(Stored data)
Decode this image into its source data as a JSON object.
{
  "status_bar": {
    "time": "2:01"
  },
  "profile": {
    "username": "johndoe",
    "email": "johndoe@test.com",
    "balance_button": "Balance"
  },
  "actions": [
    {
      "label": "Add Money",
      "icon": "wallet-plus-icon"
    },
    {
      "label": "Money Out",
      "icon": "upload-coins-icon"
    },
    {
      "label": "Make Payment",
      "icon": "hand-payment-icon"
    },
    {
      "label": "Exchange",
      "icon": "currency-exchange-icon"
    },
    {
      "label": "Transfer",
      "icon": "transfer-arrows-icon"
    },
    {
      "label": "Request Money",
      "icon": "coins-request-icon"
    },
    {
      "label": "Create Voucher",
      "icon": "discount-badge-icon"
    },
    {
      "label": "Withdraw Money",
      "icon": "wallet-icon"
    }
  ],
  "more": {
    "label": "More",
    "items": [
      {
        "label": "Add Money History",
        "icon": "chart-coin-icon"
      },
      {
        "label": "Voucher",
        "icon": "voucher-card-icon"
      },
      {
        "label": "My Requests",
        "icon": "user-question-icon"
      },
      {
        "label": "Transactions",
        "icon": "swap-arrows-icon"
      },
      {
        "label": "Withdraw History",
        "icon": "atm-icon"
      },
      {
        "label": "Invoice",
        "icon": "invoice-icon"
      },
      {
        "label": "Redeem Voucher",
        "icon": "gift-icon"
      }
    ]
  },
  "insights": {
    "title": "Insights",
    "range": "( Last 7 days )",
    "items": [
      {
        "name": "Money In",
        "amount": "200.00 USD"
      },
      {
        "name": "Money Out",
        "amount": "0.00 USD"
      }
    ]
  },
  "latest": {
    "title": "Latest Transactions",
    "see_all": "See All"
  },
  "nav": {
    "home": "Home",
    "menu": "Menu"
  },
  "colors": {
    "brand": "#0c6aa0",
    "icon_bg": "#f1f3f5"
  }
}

Exercise instructions: Set down the entries above again, word for word.

Response to the exercise:
Decode this image into its source data as a JSON object.
{
  "status_bar": {
    "time": "2:01"
  },
  "profile": {
    "username": "johndoe",
    "email": "johndoe@test.com",
    "balance_button": "Balance"
  },
  "actions": [
    {
      "label": "Add Money",
      "icon": "wallet-plus-icon"
    },
    {
      "label": "Money Out",
      "icon": "upload-coins-icon"
    },
    {
      "label": "Make Payment",
      "icon": "hand-payment-icon"
    },
    {
      "label": "Exchange",
      "icon": "currency-exchange-icon"
    },
    {
      "label": "Transfer",
      "icon": "transfer-arrows-icon"
    },
    {
      "label": "Request Money",
      "icon": "coins-request-icon"
    },
    {
      "label": "Create Voucher",
      "icon": "discount-badge-icon"
    },
    {
      "label": "Withdraw Money",
      "icon": "wallet-icon"
    }
  ],
  "more": {
    "label": "More",
    "items": [
      {
        "label": "Add Money History",
        "icon": "chart-coin-icon"
      },
      {
        "label": "Voucher",
        "icon": "voucher-card-icon"
      },
      {
        "label": "My Requests",
        "icon": "user-question-icon"
      },
      {
        "label": "Transactions",
        "icon": "swap-arrows-icon"
      },
      {
        "label": "Withdraw History",
        "icon": "atm-icon"
      },
      {
        "label": "Invoice",
        "icon": "invoice-icon"
      },
      {
        "label": "Redeem Voucher",
        "icon": "gift-icon"
      }
    ]
  },
  "insights": {
    "title": "Insights",
    "range": "( Last 7 days )",
    "items": [
      {
        "name": "Money In",
        "amount": "200.00 USD"
      },
      {
        "name": "Money Out",
        "amount": "0.00 USD"
      }
    ]
  },
  "latest": {
    "title": "Latest Transactions",
    "see_all": "See All"
  },
  "nav": {
    "home": "Home",
    "menu": "Menu"
  },
  "colors": {
    "brand": "#0c6aa0",
    "icon_bg": "#f1f3f5"
  }
}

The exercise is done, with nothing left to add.